◆ **YOUR TASK**: Will you transcribe the entries that follow, exactly and in full?

*** TASK INPUT

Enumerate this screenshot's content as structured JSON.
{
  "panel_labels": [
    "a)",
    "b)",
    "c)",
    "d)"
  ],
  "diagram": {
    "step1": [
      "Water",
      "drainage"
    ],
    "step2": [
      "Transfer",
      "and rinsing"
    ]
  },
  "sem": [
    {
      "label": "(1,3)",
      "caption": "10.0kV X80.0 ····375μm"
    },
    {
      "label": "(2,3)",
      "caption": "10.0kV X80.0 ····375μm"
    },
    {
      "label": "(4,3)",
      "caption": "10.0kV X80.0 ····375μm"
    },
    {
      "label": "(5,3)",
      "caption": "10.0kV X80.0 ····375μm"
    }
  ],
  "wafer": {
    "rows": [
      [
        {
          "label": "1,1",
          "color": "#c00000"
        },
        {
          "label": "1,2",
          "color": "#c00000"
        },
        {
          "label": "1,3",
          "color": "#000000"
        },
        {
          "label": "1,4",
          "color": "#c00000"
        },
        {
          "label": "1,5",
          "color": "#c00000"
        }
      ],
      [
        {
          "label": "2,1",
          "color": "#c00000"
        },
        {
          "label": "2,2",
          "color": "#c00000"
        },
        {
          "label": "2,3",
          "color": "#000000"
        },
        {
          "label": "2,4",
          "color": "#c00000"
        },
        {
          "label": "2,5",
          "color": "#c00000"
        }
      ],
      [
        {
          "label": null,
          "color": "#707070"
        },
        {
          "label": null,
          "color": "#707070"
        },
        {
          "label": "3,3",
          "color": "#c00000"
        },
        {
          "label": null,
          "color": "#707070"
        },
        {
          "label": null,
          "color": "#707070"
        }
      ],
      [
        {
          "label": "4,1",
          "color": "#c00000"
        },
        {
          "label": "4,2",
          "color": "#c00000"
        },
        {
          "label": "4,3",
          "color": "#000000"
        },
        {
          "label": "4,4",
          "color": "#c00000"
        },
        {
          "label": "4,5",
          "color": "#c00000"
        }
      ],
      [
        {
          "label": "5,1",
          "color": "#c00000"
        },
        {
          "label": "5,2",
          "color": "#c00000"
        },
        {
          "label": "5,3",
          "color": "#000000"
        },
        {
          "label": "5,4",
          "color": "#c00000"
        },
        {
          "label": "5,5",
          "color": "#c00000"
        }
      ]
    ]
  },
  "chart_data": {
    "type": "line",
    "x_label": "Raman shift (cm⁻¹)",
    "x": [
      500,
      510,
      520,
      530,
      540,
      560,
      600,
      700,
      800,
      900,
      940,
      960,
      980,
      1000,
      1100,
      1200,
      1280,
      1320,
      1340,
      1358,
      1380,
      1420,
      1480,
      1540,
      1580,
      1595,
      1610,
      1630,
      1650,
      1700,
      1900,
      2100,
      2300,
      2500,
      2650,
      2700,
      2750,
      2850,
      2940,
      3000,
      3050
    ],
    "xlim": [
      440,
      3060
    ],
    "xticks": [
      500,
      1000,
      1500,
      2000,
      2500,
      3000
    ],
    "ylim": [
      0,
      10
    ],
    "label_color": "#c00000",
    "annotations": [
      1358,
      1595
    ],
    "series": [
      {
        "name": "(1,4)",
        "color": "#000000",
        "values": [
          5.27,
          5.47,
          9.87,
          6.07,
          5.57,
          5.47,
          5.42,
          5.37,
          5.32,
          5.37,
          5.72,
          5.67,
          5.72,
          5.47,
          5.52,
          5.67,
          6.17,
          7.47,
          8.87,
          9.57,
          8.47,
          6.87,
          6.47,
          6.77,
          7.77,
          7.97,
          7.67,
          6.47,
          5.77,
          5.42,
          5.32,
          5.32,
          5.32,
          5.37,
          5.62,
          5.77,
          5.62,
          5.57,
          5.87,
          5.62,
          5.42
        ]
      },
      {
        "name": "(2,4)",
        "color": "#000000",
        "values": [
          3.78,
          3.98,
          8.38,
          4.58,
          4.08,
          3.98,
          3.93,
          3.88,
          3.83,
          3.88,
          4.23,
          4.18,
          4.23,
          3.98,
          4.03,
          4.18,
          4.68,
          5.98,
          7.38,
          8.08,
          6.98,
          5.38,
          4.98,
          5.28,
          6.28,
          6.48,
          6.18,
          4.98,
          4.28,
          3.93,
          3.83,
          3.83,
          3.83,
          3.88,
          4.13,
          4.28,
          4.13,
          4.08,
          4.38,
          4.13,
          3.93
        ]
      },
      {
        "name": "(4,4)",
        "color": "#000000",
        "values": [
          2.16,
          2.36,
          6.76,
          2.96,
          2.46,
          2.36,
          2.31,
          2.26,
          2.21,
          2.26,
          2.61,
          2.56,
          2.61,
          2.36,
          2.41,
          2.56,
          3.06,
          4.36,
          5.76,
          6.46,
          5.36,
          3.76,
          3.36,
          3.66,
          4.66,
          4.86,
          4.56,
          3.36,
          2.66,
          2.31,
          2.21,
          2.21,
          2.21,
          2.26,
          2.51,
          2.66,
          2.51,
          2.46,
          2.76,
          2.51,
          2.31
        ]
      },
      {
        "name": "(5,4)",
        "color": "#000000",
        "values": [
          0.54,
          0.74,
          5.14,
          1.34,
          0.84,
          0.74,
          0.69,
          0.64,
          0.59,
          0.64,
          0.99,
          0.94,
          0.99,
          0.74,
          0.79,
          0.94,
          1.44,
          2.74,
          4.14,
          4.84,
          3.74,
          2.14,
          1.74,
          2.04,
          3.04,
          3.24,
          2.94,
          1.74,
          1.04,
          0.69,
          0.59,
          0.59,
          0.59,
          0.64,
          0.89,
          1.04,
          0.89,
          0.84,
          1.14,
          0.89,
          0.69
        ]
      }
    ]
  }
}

******

◆ **WRITTEN ANSWER**:
Enumerate this screenshot's content as structured JSON.
{
  "panel_labels": [
    "a)",
    "b)",
    "c)",
    "d)"
  ],
  "diagram": {
    "step1": [
      "Water",
      "drainage"
    ],
    "step2": [
      "Transfer",
      "and rinsing"
    ]
  },
  "sem": [
    {
      "label": "(1,3)",
      "caption": "10.0kV X80.0 ····375μm"
    },
    {
      "label": "(2,3)",
      "caption": "10.0kV X80.0 ····375μm"
    },
    {
      "label": "(4,3)",
      "caption": "10.0kV X80.0 ····375μm"
    },
    {
      "label": "(5,3)",
      "caption": "10.0kV X80.0 ····375μm"
    }
  ],
  "wafer": {
    "rows": [
      [
        {
          "label": "1,1",
          "color": "#c00000"
        },
        {
          "label": "1,2",
          "color": "#c00000"
        },
        {
          "label": "1,3",
          "color": "#000000"
        },
        {
          "label": "1,4",
          "color": "#c00000"
        },
        {
          "label": "1,5",
          "color": "#c00000"
        }
      ],
      [
        {
          "label": "2,1",
          "color": "#c00000"
        },
        {
          "label": "2,2",
          "color": "#c00000"
        },
        {
          "label": "2,3",
          "color": "#000000"
        },
        {
          "label": "2,4",
          "color": "#c00000"
        },
        {
          "label": "2,5",
          "color": "#c00000"
        }
      ],
      [
        {
          "label": null,
          "color": "#707070"
        },
        {
          "label": null,
          "color": "#707070"
        },
        {
          "label": "3,3",
          "color": "#c00000"
        },
        {
          "label": null,
          "color": "#707070"
        },
        {
          "label": null,
          "color": "#707070"
        }
      ],
      [
        {
          "label": "4,1",
          "color": "#c00000"
        },
        {
          "label": "4,2",
          "color": "#c00000"
        },
        {
          "label": "4,3",
          "color": "#000000"
        },
        {
          "label": "4,4",
          "color": "#c00000"
        },
        {
          "label": "4,5",
          "color": "#c00000"
        }
      ],
      [
        {
          "label": "5,1",
          "color": "#c00000"
        },
        {
          "label": "5,2",
          "color": "#c00000"
        },
        {
          "label": "5,3",
          "color": "#000000"
        },
        {
          "label": "5,4",
          "color": "#c00000"
        },
        {
          "label": "5,5",
          "color": "#c00000"
        }
      ]
    ]
  },
  "chart_data": {
    "type": "line",
    "x_label": "Raman shift (cm⁻¹)",
    "x": [
      500,
      510,
      520,
      530,
      540,
      560,
      600,
      700,
      800,
      900,
      940,
      960,
      980,
      1000,
      1100,
      1200,
      1280,
      1320,
      1340,
      1358,
      1380,
      1420,
      1480,
      1540,
      1580,
      1595,
      1610,
      1630,
      1650,
      1700,
      1900,
      2100,
      2300,
      2500,
      2650,
      2700,
      2750,
      2850,
      2940,
      3000,
      3050
    ],
    "xlim": [
      440,
      3060
    ],
    "xticks": [
      500,
      1000,
      1500,
      2000,
      2500,
      3000
    ],
    "ylim": [
      0,
      10
    ],
    "label_color": "#c00000",
    "annotations": [
      1358,
      1595
    ],
    "series": [
      {
        "name": "(1,4)",
        "color": "#000000",
        "values": [
          5.27,
          5.47,
          9.87,
          6.07,
          5.57,
          5.47,
          5.42,
          5.37,
          5.32,
          5.37,
          5.72,
          5.67,
          5.72,
          5.47,
          5.52,
          5.67,
          6.17,
          7.47,
          8.87,
          9.57,
          8.47,
          6.87,
          6.47,
          6.77,
          7.77,
          7.97,
          7.67,
          6.47,
          5.77,
          5.42,
          5.32,
          5.32,
          5.32,
          5.37,
          5.62,
          5.77,
          5.62,
          5.57,
          5.87,
          5.62,
          5.42
        ]
      },
      {
        "name": "(2,4)",
        "color": "#000000",
        "values": [
          3.78,
          3.98,
          8.38,
          4.58,
          4.08,
          3.98,
          3.93,
          3.88,
          3.83,
          3.88,
          4.23,
          4.18,
          4.23,
          3.98,
          4.03,
          4.18,
          4.68,
          5.98,
          7.38,
          8.08,
          6.98,
          5.38,
          4.98,
          5.28,
          6.28,
          6.48,
          6.18,
          4.98,
          4.28,
          3.93,
          3.83,
          3.83,
          3.83,
          3.88,
          4.13,
          4.28,
          4.13,
          4.08,
          4.38,
          4.13,
          3.93
        ]
      },
      {
        "name": "(4,4)",
        "color": "#000000",
        "values": [
          2.16,
          2.36,
          6.76,
          2.96,
          2.46,
          2.36,
          2.31,
          2.26,
          2.21,
          2.26,
          2.61,
          2.56,
          2.61,
          2.36,
          2.41,
          2.56,
          3.06,
          4.36,
          5.76,
          6.46,
          5.36,
          3.76,
          3.36,
          3.66,
          4.66,
          4.86,
          4.56,
          3.36,
          2.66,
          2.31,
          2.21,
          2.21,
          2.21,
          2.26,
          2.51,
          2.66,
          2.51,
          2.46,
          2.76,
          2.51,
          2.31
        ]
      },
      {
        "name": "(5,4)",
        "color": "#000000",
        "values": [
          0.54,
          0.74,
          5.14,
          1.34,
          0.84,
          0.74,
          0.69,
          0.64,
          0.59,
          0.64,
          0.99,
          0.94,
          0.99,
          0.74,
          0.79,
          0.94,
          1.44,
          2.74,
          4.14,
          4.84,
          3.74,
          2.14,
          1.74,
          2.04,
          3.04,
          3.24,
          2.94,
          1.74,
          1.04,
          0.69,
          0.59,
          0.59,
          0.59,
          0.64,
          0.89,
          1.04,
          0.89,
          0.84,
          1.14,
          0.89,
          0.69
        ]
      }
    ]
  }
}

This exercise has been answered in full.